Entries drawn from a collection
□ □ □

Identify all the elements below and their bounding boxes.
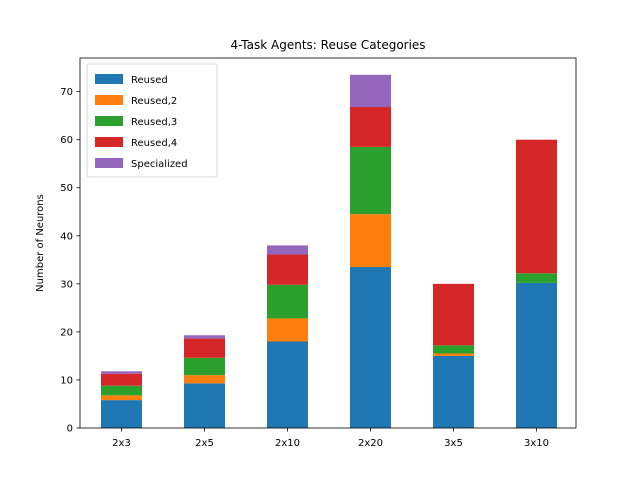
bar-segment (101, 395, 142, 401)
y-axis-label: Number of Neurons (35, 194, 46, 292)
legend-swatch (95, 137, 123, 147)
legend-swatch (95, 158, 123, 168)
legend-swatch (95, 74, 123, 84)
legend-label: Reused,3 (131, 117, 177, 128)
bar-segment (350, 267, 391, 428)
y-tick-label: 50 (60, 183, 73, 194)
legend-label: Reused (131, 75, 168, 86)
bar-segment (267, 284, 308, 319)
x-tick-label: 2x3 (112, 438, 131, 449)
bar-segment (267, 318, 308, 342)
y-tick-label: 60 (60, 135, 73, 146)
bar-segment (101, 385, 142, 396)
bar-segment (350, 214, 391, 268)
legend-swatch (95, 95, 123, 105)
legend-label: Reused,4 (131, 138, 177, 149)
bar-segment (350, 74, 391, 108)
bar-segment (267, 245, 308, 255)
bar-segment (350, 146, 391, 215)
legend: Reused Reused,2 Reused,3 Reused,4 Specialize… (86, 63, 218, 178)
bar-segment (433, 283, 474, 346)
y-tick-label: 20 (60, 327, 73, 338)
bar-segment (516, 273, 557, 283)
bar-segment (267, 254, 308, 285)
legend-box (86, 63, 218, 178)
bar-segment (101, 400, 142, 428)
x-tick-label: 3x5 (444, 438, 463, 449)
x-tick-label: 2x10 (275, 438, 300, 449)
bar-segment (516, 282, 557, 428)
y-tick-label: 10 (60, 375, 73, 386)
x-tick-label: 2x5 (195, 438, 214, 449)
bar-segment (184, 383, 225, 428)
bar-segment (433, 345, 474, 354)
bar-segment (350, 107, 391, 147)
bar-segment (516, 139, 557, 274)
bar-segment (433, 353, 474, 356)
bar-segment (184, 335, 225, 339)
legend-label: Reused,2 (131, 96, 177, 107)
x-tick-label: 3x10 (524, 438, 549, 449)
y-axis: 0 10 20 30 40 50 60 70 (60, 87, 80, 435)
bar-segment (101, 373, 142, 386)
bar-segment (184, 357, 225, 376)
legend-label: Specialized (131, 159, 188, 170)
chart-title: 4-Task Agents: Reuse Categories (230, 38, 425, 52)
bar-segment (184, 338, 225, 358)
y-tick-label: 40 (60, 231, 73, 242)
legend-swatch (95, 116, 123, 126)
y-tick-label: 70 (60, 87, 73, 98)
bars-group (101, 74, 557, 428)
x-tick-label: 2x20 (358, 438, 383, 449)
bar-segment (101, 371, 142, 374)
x-axis: 2x3 2x5 2x10 2x20 3x5 3x10 (112, 428, 549, 449)
y-tick-label: 30 (60, 279, 73, 290)
bar-segment (267, 341, 308, 428)
bar-segment (184, 375, 225, 384)
plot-frame (79, 57, 577, 429)
bar-segment (433, 355, 474, 428)
y-tick-label: 0 (67, 424, 73, 435)
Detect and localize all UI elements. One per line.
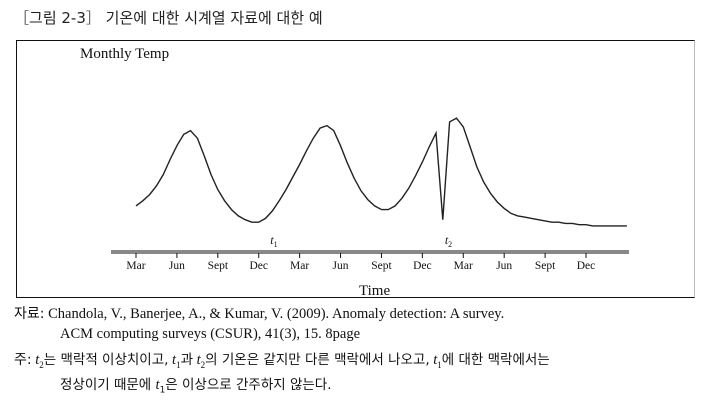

□ □ □

### What you need to do
Rename "Number of Neurons" to "Neuron Count" in the data from the line with "bar-segment (101, 395, 142, 401)" to the line with "y-tick-label: 50 (60, 183, 73, 194)", and give back only those lines with nothing else changed.

### Expected answer
bar-segment (101, 395, 142, 401)
y-axis-label: Neuron Count (35, 194, 46, 292)
legend-swatch (95, 137, 123, 147)
legend-swatch (95, 158, 123, 168)
legend-swatch (95, 74, 123, 84)
legend-label: Reused,3 (131, 117, 177, 128)
bar-segment (350, 267, 391, 428)
y-tick-label: 50 (60, 183, 73, 194)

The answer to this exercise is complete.